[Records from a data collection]
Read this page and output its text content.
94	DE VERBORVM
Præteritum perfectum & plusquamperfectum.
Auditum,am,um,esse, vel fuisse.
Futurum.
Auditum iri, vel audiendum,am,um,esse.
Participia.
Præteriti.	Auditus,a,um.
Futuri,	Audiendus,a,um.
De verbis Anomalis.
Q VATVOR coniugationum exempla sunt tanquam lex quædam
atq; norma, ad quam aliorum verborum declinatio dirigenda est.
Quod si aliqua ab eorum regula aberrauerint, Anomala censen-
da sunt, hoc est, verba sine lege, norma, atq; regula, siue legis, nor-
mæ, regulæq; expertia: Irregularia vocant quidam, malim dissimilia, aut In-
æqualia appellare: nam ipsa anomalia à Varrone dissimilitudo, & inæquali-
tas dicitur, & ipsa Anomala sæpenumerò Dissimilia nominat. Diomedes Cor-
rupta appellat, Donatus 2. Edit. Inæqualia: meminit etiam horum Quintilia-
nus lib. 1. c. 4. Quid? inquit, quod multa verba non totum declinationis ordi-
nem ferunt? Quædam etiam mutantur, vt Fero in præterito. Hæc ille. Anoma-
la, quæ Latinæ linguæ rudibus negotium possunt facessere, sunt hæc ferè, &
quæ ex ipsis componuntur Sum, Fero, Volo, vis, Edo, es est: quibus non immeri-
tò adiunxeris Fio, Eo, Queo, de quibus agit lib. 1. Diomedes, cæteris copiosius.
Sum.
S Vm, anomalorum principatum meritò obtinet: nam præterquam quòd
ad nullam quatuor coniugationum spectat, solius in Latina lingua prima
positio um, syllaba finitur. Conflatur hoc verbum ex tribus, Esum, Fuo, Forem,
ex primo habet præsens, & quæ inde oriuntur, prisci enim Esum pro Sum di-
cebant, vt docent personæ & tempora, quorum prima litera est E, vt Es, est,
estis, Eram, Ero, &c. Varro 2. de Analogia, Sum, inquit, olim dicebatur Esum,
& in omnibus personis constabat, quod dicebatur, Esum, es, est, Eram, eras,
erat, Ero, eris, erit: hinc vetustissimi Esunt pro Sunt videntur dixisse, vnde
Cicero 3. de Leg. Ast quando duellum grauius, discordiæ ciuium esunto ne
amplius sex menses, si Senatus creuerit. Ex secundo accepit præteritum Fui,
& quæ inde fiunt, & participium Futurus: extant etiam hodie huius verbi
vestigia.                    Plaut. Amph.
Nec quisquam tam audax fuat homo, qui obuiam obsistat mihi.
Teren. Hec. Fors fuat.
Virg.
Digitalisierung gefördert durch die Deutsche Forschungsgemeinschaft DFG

● **Written exercise**: Output every line above without altering anything.

● **Finished exercise**:
Read this page and output its text content.
94	DE VERBORVM
Præteritum perfectum & plusquamperfectum.
Auditum,am,um,esse, vel fuisse.
Futurum.
Auditum iri, vel audiendum,am,um,esse.
Participia.
Præteriti.	Auditus,a,um.
Futuri,	Audiendus,a,um.
De verbis Anomalis.
Q VATVOR coniugationum exempla sunt tanquam lex quædam
atq; norma, ad quam aliorum verborum declinatio dirigenda est.
Quod si aliqua ab eorum regula aberrauerint, Anomala censen-
da sunt, hoc est, verba sine lege, norma, atq; regula, siue legis, nor-
mæ, regulæq; expertia: Irregularia vocant quidam, malim dissimilia, aut In-
æqualia appellare: nam ipsa anomalia à Varrone dissimilitudo, & inæquali-
tas dicitur, & ipsa Anomala sæpenumerò Dissimilia nominat. Diomedes Cor-
rupta appellat, Donatus 2. Edit. Inæqualia: meminit etiam horum Quintilia-
nus lib. 1. c. 4. Quid? inquit, quod multa verba non totum declinationis ordi-
nem ferunt? Quædam etiam mutantur, vt Fero in præterito. Hæc ille. Anoma-
la, quæ Latinæ linguæ rudibus negotium possunt facessere, sunt hæc ferè, &
quæ ex ipsis componuntur Sum, Fero, Volo, vis, Edo, es est: quibus non immeri-
tò adiunxeris Fio, Eo, Queo, de quibus agit lib. 1. Diomedes, cæteris copiosius.
Sum.
S Vm, anomalorum principatum meritò obtinet: nam præterquam quòd
ad nullam quatuor coniugationum spectat, solius in Latina lingua prima
positio um, syllaba finitur. Conflatur hoc verbum ex tribus, Esum, Fuo, Forem,
ex primo habet præsens, & quæ inde oriuntur, prisci enim Esum pro Sum di-
cebant, vt docent personæ & tempora, quorum prima litera est E, vt Es, est,
estis, Eram, Ero, &c. Varro 2. de Analogia, Sum, inquit, olim dicebatur Esum,
& in omnibus personis constabat, quod dicebatur, Esum, es, est, Eram, eras,
erat, Ero, eris, erit: hinc vetustissimi Esunt pro Sunt videntur dixisse, vnde
Cicero 3. de Leg. Ast quando duellum grauius, discordiæ ciuium esunto ne
amplius sex menses, si Senatus creuerit. Ex secundo accepit præteritum Fui,
& quæ inde fiunt, & participium Futurus: extant etiam hodie huius verbi
vestigia.                    Plaut. Amph.
Nec quisquam tam audax fuat homo, qui obuiam obsistat mihi.
Teren. Hec. Fors fuat.
Virg.
Digitalisierung gefördert durch die Deutsche Forschungsgemeinschaft DFG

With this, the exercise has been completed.